-- START OF Dataset content --

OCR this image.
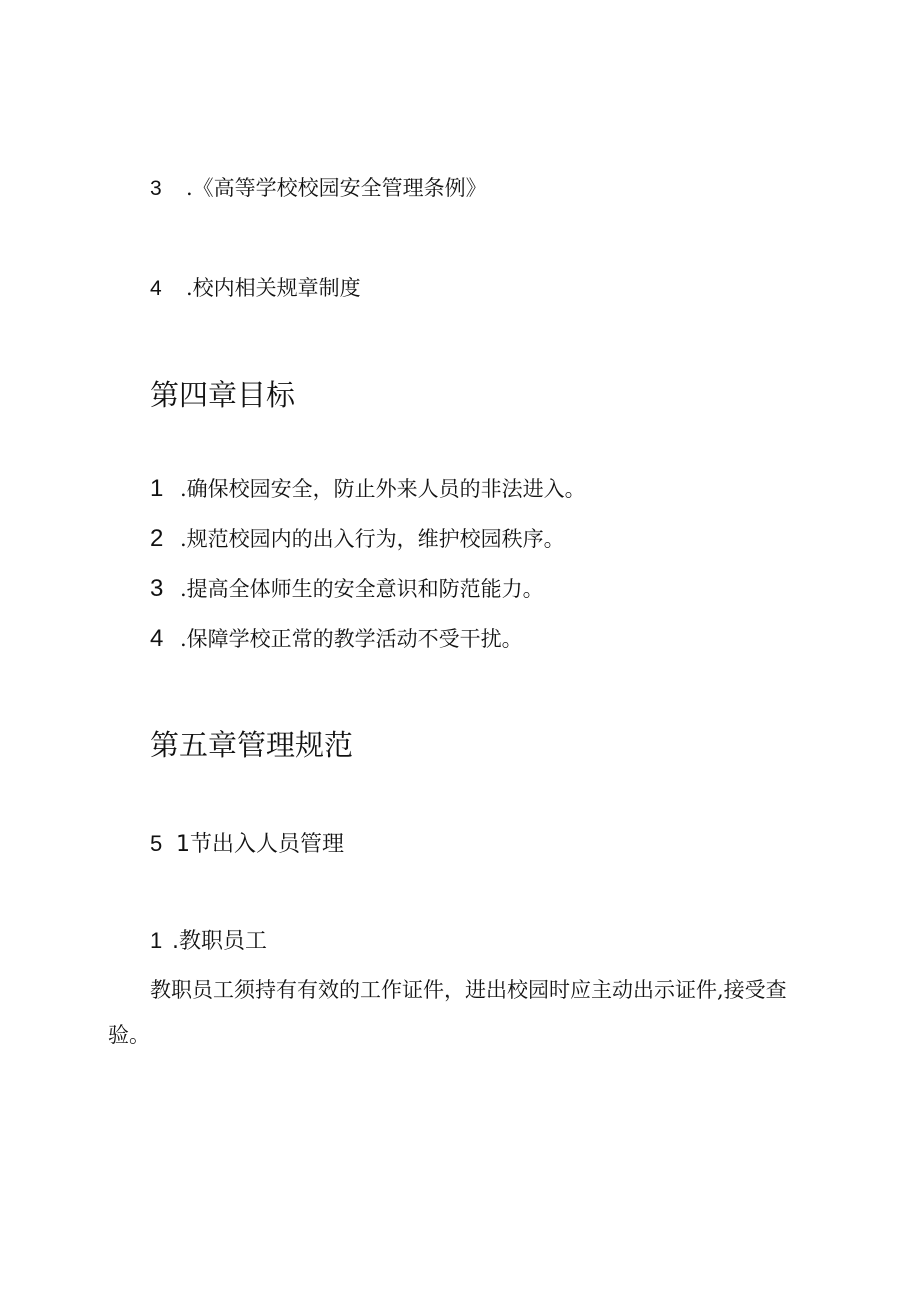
3 .《高等学校校园安全管理条例》
4 .校内相关规章制度
第四章目标
1 .确保校园安全，防止外来人员的非法进入。
2 .规范校园内的出入行为，维护校园秩序。
3 .提高全体师生的安全意识和防范能力。
4 .保障学校正常的教学活动不受干扰。
第五章管理规范
5 1节出入人员管理
1 .教职员工

教职员工须持有有效的工作证件，进出校园时应主动出示证件,接受查验。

-- END OF Dataset content --

- [Requirements] Leave out the pictures and repeat everything else in the records exactly.

- [Correct result]
OCR this image.
3 .《高等学校校园安全管理条例》
4 .校内相关规章制度
第四章目标
1 .确保校园安全，防止外来人员的非法进入。
2 .规范校园内的出入行为，维护校园秩序。
3 .提高全体师生的安全意识和防范能力。
4 .保障学校正常的教学活动不受干扰。
第五章管理规范
5 1节出入人员管理
1 .教职员工

教职员工须持有有效的工作证件，进出校园时应主动出示证件,接受查验。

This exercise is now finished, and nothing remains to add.